Exercise aim: Restate the material word for word and leave out anything that is a picture.

Recorded data:
^^^^^^^^

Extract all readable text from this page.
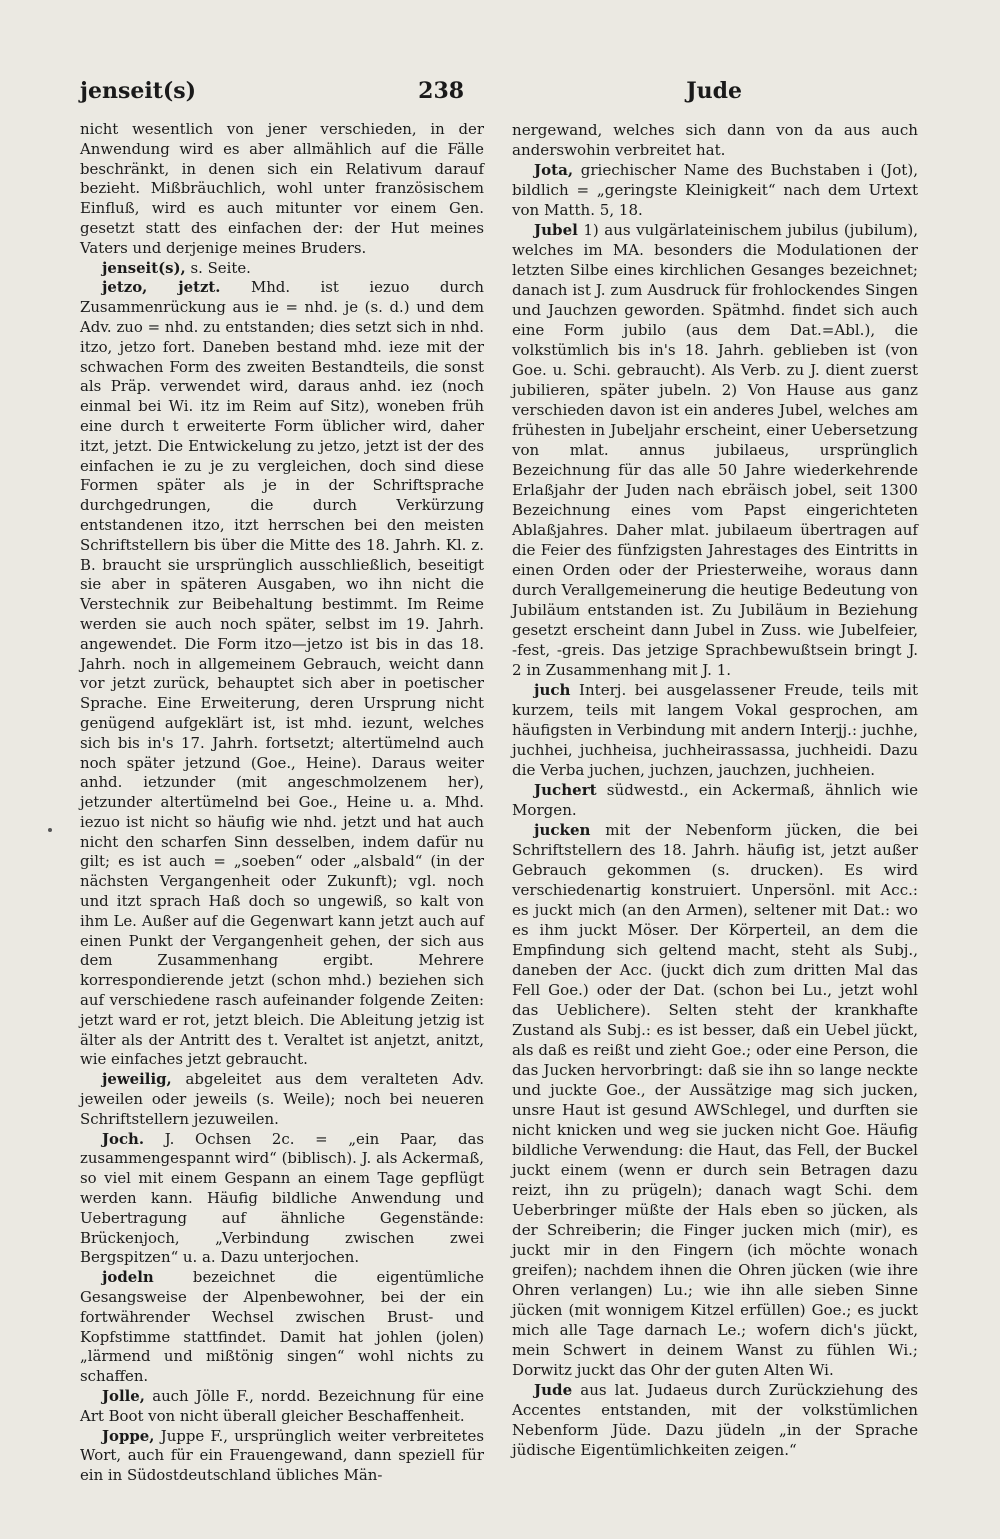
jenseit(s)	238	Jude

nicht wesentlich von jener verschieden, in der Anwendung wird es aber allmählich auf die Fälle beschränkt, in denen sich ein Relativum darauf bezieht. Mißbräuchlich, wohl unter französischem Einfluß, wird es auch mitunter vor einem Gen. gesetzt statt des einfachen der: der Hut meines Vaters und derjenige meines Bruders.

jenseit(s), s. Seite.

jetzo, jetzt. Mhd. ist iezuo durch Zusammenrückung aus ie = nhd. je (s. d.) und dem Adv. zuo = nhd. zu entstanden; dies setzt sich in nhd. itzo, jetzo fort. Daneben bestand mhd. ieze mit der schwachen Form des zweiten Bestandteils, die sonst als Präp. verwendet wird, daraus anhd. iez (noch einmal bei Wi. itz im Reim auf Sitz), woneben früh eine durch t erweiterte Form üblicher wird, daher itzt, jetzt. Die Entwickelung zu jetzo, jetzt ist der des einfachen ie zu je zu vergleichen, doch sind diese Formen später als je in der Schriftsprache durchgedrungen, die durch Verkürzung entstandenen itzo, itzt herrschen bei den meisten Schriftstellern bis über die Mitte des 18. Jahrh. Kl. z. B. braucht sie ursprünglich ausschließlich, beseitigt sie aber in späteren Ausgaben, wo ihn nicht die Verstechnik zur Beibehaltung bestimmt. Im Reime werden sie auch noch später, selbst im 19. Jahrh. angewendet. Die Form itzo—jetzo ist bis in das 18. Jahrh. noch in allgemeinem Gebrauch, weicht dann vor jetzt zurück, behauptet sich aber in poetischer Sprache. Eine Erweiterung, deren Ursprung nicht genügend aufgeklärt ist, ist mhd. iezunt, welches sich bis in's 17. Jahrh. fortsetzt; altertümelnd auch noch später jetzund (Goe., Heine). Daraus weiter anhd. ietzunder (mit angeschmolzenem her), jetzunder altertümelnd bei Goe., Heine u. a. Mhd. iezuo ist nicht so häufig wie nhd. jetzt und hat auch nicht den scharfen Sinn desselben, indem dafür nu gilt; es ist auch = „soeben“ oder „alsbald“ (in der nächsten Vergangenheit oder Zukunft); vgl. noch und itzt sprach Haß doch so ungewiß, so kalt von ihm Le. Außer auf die Gegenwart kann jetzt auch auf einen Punkt der Vergangenheit gehen, der sich aus dem Zusammenhang ergibt. Mehrere korrespondierende jetzt (schon mhd.) beziehen sich auf verschiedene rasch aufeinander folgende Zeiten: jetzt ward er rot, jetzt bleich. Die Ableitung jetzig ist älter als der Antritt des t. Veraltet ist anjetzt, anitzt, wie einfaches jetzt gebraucht.

jeweilig, abgeleitet aus dem veralteten Adv. jeweilen oder jeweils (s. Weile); noch bei neueren Schriftstellern jezuweilen.

Joch. J. Ochsen 2c. = „ein Paar, das zusammengespannt wird“ (biblisch). J. als Ackermaß, so viel mit einem Gespann an einem Tage gepflügt werden kann. Häufig bildliche Anwendung und Uebertragung auf ähnliche Gegenstände: Brückenjoch, „Verbindung zwischen zwei Bergspitzen“ u. a. Dazu unterjochen.

jodeln bezeichnet die eigentümliche Gesangsweise der Alpenbewohner, bei der ein fortwährender Wechsel zwischen Brust- und Kopfstimme stattfindet. Damit hat johlen (jolen) „lärmend und mißtönig singen“ wohl nichts zu schaffen.

Jolle, auch Jölle F., nordd. Bezeichnung für eine Art Boot von nicht überall gleicher Beschaffenheit.

Joppe, Juppe F., ursprünglich weiter verbreitetes Wort, auch für ein Frauengewand, dann speziell für ein in Südostdeutschland übliches Män-

nergewand, welches sich dann von da aus auch anderswohin verbreitet hat.

Jota, griechischer Name des Buchstaben i (Jot), bildlich = „geringste Kleinigkeit“ nach dem Urtext von Matth. 5, 18.

Jubel 1) aus vulgärlateinischem jubilus (jubilum), welches im MA. besonders die Modulationen der letzten Silbe eines kirchlichen Gesanges bezeichnet; danach ist J. zum Ausdruck für frohlockendes Singen und Jauchzen geworden. Spätmhd. findet sich auch eine Form jubilo (aus dem Dat.=Abl.), die volkstümlich bis in's 18. Jahrh. geblieben ist (von Goe. u. Schi. gebraucht). Als Verb. zu J. dient zuerst jubilieren, später jubeln. 2) Von Hause aus ganz verschieden davon ist ein anderes Jubel, welches am frühesten in Jubeljahr erscheint, einer Uebersetzung von mlat. annus jubilaeus, ursprünglich Bezeichnung für das alle 50 Jahre wiederkehrende Erlaßjahr der Juden nach ebräisch jobel, seit 1300 Bezeichnung eines vom Papst eingerichteten Ablaßjahres. Daher mlat. jubilaeum übertragen auf die Feier des fünfzigsten Jahrestages des Eintritts in einen Orden oder der Priesterweihe, woraus dann durch Verallgemeinerung die heutige Bedeutung von Jubiläum entstanden ist. Zu Jubiläum in Beziehung gesetzt erscheint dann Jubel in Zuss. wie Jubelfeier, -fest, -greis. Das jetzige Sprachbewußtsein bringt J. 2 in Zusammenhang mit J. 1.

juch Interj. bei ausgelassener Freude, teils mit kurzem, teils mit langem Vokal gesprochen, am häufigsten in Verbindung mit andern Interjj.: juchhe, juchhei, juchheisa, juchheirassassa, juchheidi. Dazu die Verba juchen, juchzen, jauchzen, juchheien.

Juchert südwestd., ein Ackermaß, ähnlich wie Morgen.

jucken mit der Nebenform jücken, die bei Schriftstellern des 18. Jahrh. häufig ist, jetzt außer Gebrauch gekommen (s. drucken). Es wird verschiedenartig konstruiert. Unpersönl. mit Acc.: es juckt mich (an den Armen), seltener mit Dat.: wo es ihm juckt Möser. Der Körperteil, an dem die Empfindung sich geltend macht, steht als Subj., daneben der Acc. (juckt dich zum dritten Mal das Fell Goe.) oder der Dat. (schon bei Lu., jetzt wohl das Ueblichere). Selten steht der krankhafte Zustand als Subj.: es ist besser, daß ein Uebel jückt, als daß es reißt und zieht Goe.; oder eine Person, die das Jucken hervorbringt: daß sie ihn so lange neckte und juckte Goe., der Aussätzige mag sich jucken, unsre Haut ist gesund AWSchlegel, und durften sie nicht knicken und weg sie jucken nicht Goe. Häufig bildliche Verwendung: die Haut, das Fell, der Buckel juckt einem (wenn er durch sein Betragen dazu reizt, ihn zu prügeln); danach wagt Schi. dem Ueberbringer müßte der Hals eben so jücken, als der Schreiberin; die Finger jucken mich (mir), es juckt mir in den Fingern (ich möchte wonach greifen); nachdem ihnen die Ohren jücken (wie ihre Ohren verlangen) Lu.; wie ihn alle sieben Sinne jücken (mit wonnigem Kitzel erfüllen) Goe.; es juckt mich alle Tage darnach Le.; wofern dich's jückt, mein Schwert in deinem Wanst zu fühlen Wi.; Dorwitz juckt das Ohr der guten Alten Wi.

Jude aus lat. Judaeus durch Zurückziehung des Accentes entstanden, mit der volkstümlichen Nebenform Jüde. Dazu jüdeln „in der Sprache jüdische Eigentümlichkeiten zeigen.“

^^^^^^^^

Written reply:
Extract all readable text from this page.
jenseit(s)	238	Jude

nicht wesentlich von jener verschieden, in der Anwendung wird es aber allmählich auf die Fälle beschränkt, in denen sich ein Relativum darauf bezieht. Mißbräuchlich, wohl unter französischem Einfluß, wird es auch mitunter vor einem Gen. gesetzt statt des einfachen der: der Hut meines Vaters und derjenige meines Bruders.

jenseit(s), s. Seite.

jetzo, jetzt. Mhd. ist iezuo durch Zusammenrückung aus ie = nhd. je (s. d.) und dem Adv. zuo = nhd. zu entstanden; dies setzt sich in nhd. itzo, jetzo fort. Daneben bestand mhd. ieze mit der schwachen Form des zweiten Bestandteils, die sonst als Präp. verwendet wird, daraus anhd. iez (noch einmal bei Wi. itz im Reim auf Sitz), woneben früh eine durch t erweiterte Form üblicher wird, daher itzt, jetzt. Die Entwickelung zu jetzo, jetzt ist der des einfachen ie zu je zu vergleichen, doch sind diese Formen später als je in der Schriftsprache durchgedrungen, die durch Verkürzung entstandenen itzo, itzt herrschen bei den meisten Schriftstellern bis über die Mitte des 18. Jahrh. Kl. z. B. braucht sie ursprünglich ausschließlich, beseitigt sie aber in späteren Ausgaben, wo ihn nicht die Verstechnik zur Beibehaltung bestimmt. Im Reime werden sie auch noch später, selbst im 19. Jahrh. angewendet. Die Form itzo—jetzo ist bis in das 18. Jahrh. noch in allgemeinem Gebrauch, weicht dann vor jetzt zurück, behauptet sich aber in poetischer Sprache. Eine Erweiterung, deren Ursprung nicht genügend aufgeklärt ist, ist mhd. iezunt, welches sich bis in's 17. Jahrh. fortsetzt; altertümelnd auch noch später jetzund (Goe., Heine). Daraus weiter anhd. ietzunder (mit angeschmolzenem her), jetzunder altertümelnd bei Goe., Heine u. a. Mhd. iezuo ist nicht so häufig wie nhd. jetzt und hat auch nicht den scharfen Sinn desselben, indem dafür nu gilt; es ist auch = „soeben“ oder „alsbald“ (in der nächsten Vergangenheit oder Zukunft); vgl. noch und itzt sprach Haß doch so ungewiß, so kalt von ihm Le. Außer auf die Gegenwart kann jetzt auch auf einen Punkt der Vergangenheit gehen, der sich aus dem Zusammenhang ergibt. Mehrere korrespondierende jetzt (schon mhd.) beziehen sich auf verschiedene rasch aufeinander folgende Zeiten: jetzt ward er rot, jetzt bleich. Die Ableitung jetzig ist älter als der Antritt des t. Veraltet ist anjetzt, anitzt, wie einfaches jetzt gebraucht.

jeweilig, abgeleitet aus dem veralteten Adv. jeweilen oder jeweils (s. Weile); noch bei neueren Schriftstellern jezuweilen.

Joch. J. Ochsen 2c. = „ein Paar, das zusammengespannt wird“ (biblisch). J. als Ackermaß, so viel mit einem Gespann an einem Tage gepflügt werden kann. Häufig bildliche Anwendung und Uebertragung auf ähnliche Gegenstände: Brückenjoch, „Verbindung zwischen zwei Bergspitzen“ u. a. Dazu unterjochen.

jodeln bezeichnet die eigentümliche Gesangsweise der Alpenbewohner, bei der ein fortwährender Wechsel zwischen Brust- und Kopfstimme stattfindet. Damit hat johlen (jolen) „lärmend und mißtönig singen“ wohl nichts zu schaffen.

Jolle, auch Jölle F., nordd. Bezeichnung für eine Art Boot von nicht überall gleicher Beschaffenheit.

Joppe, Juppe F., ursprünglich weiter verbreitetes Wort, auch für ein Frauengewand, dann speziell für ein in Südostdeutschland übliches Män-

nergewand, welches sich dann von da aus auch anderswohin verbreitet hat.

Jota, griechischer Name des Buchstaben i (Jot), bildlich = „geringste Kleinigkeit“ nach dem Urtext von Matth. 5, 18.

Jubel 1) aus vulgärlateinischem jubilus (jubilum), welches im MA. besonders die Modulationen der letzten Silbe eines kirchlichen Gesanges bezeichnet; danach ist J. zum Ausdruck für frohlockendes Singen und Jauchzen geworden. Spätmhd. findet sich auch eine Form jubilo (aus dem Dat.=Abl.), die volkstümlich bis in's 18. Jahrh. geblieben ist (von Goe. u. Schi. gebraucht). Als Verb. zu J. dient zuerst jubilieren, später jubeln. 2) Von Hause aus ganz verschieden davon ist ein anderes Jubel, welches am frühesten in Jubeljahr erscheint, einer Uebersetzung von mlat. annus jubilaeus, ursprünglich Bezeichnung für das alle 50 Jahre wiederkehrende Erlaßjahr der Juden nach ebräisch jobel, seit 1300 Bezeichnung eines vom Papst eingerichteten Ablaßjahres. Daher mlat. jubilaeum übertragen auf die Feier des fünfzigsten Jahrestages des Eintritts in einen Orden oder der Priesterweihe, woraus dann durch Verallgemeinerung die heutige Bedeutung von Jubiläum entstanden ist. Zu Jubiläum in Beziehung gesetzt erscheint dann Jubel in Zuss. wie Jubelfeier, -fest, -greis. Das jetzige Sprachbewußtsein bringt J. 2 in Zusammenhang mit J. 1.

juch Interj. bei ausgelassener Freude, teils mit kurzem, teils mit langem Vokal gesprochen, am häufigsten in Verbindung mit andern Interjj.: juchhe, juchhei, juchheisa, juchheirassassa, juchheidi. Dazu die Verba juchen, juchzen, jauchzen, juchheien.

Juchert südwestd., ein Ackermaß, ähnlich wie Morgen.

jucken mit der Nebenform jücken, die bei Schriftstellern des 18. Jahrh. häufig ist, jetzt außer Gebrauch gekommen (s. drucken). Es wird verschiedenartig konstruiert. Unpersönl. mit Acc.: es juckt mich (an den Armen), seltener mit Dat.: wo es ihm juckt Möser. Der Körperteil, an dem die Empfindung sich geltend macht, steht als Subj., daneben der Acc. (juckt dich zum dritten Mal das Fell Goe.) oder der Dat. (schon bei Lu., jetzt wohl das Ueblichere). Selten steht der krankhafte Zustand als Subj.: es ist besser, daß ein Uebel jückt, als daß es reißt und zieht Goe.; oder eine Person, die das Jucken hervorbringt: daß sie ihn so lange neckte und juckte Goe., der Aussätzige mag sich jucken, unsre Haut ist gesund AWSchlegel, und durften sie nicht knicken und weg sie jucken nicht Goe. Häufig bildliche Verwendung: die Haut, das Fell, der Buckel juckt einem (wenn er durch sein Betragen dazu reizt, ihn zu prügeln); danach wagt Schi. dem Ueberbringer müßte der Hals eben so jücken, als der Schreiberin; die Finger jucken mich (mir), es juckt mir in den Fingern (ich möchte wonach greifen); nachdem ihnen die Ohren jücken (wie ihre Ohren verlangen) Lu.; wie ihn alle sieben Sinne jücken (mit wonnigem Kitzel erfüllen) Goe.; es juckt mich alle Tage darnach Le.; wofern dich's jückt, mein Schwert in deinem Wanst zu fühlen Wi.; Dorwitz juckt das Ohr der guten Alten Wi.

Jude aus lat. Judaeus durch Zurückziehung des Accentes entstanden, mit der volkstümlichen Nebenform Jüde. Dazu jüdeln „in der Sprache jüdische Eigentümlichkeiten zeigen.“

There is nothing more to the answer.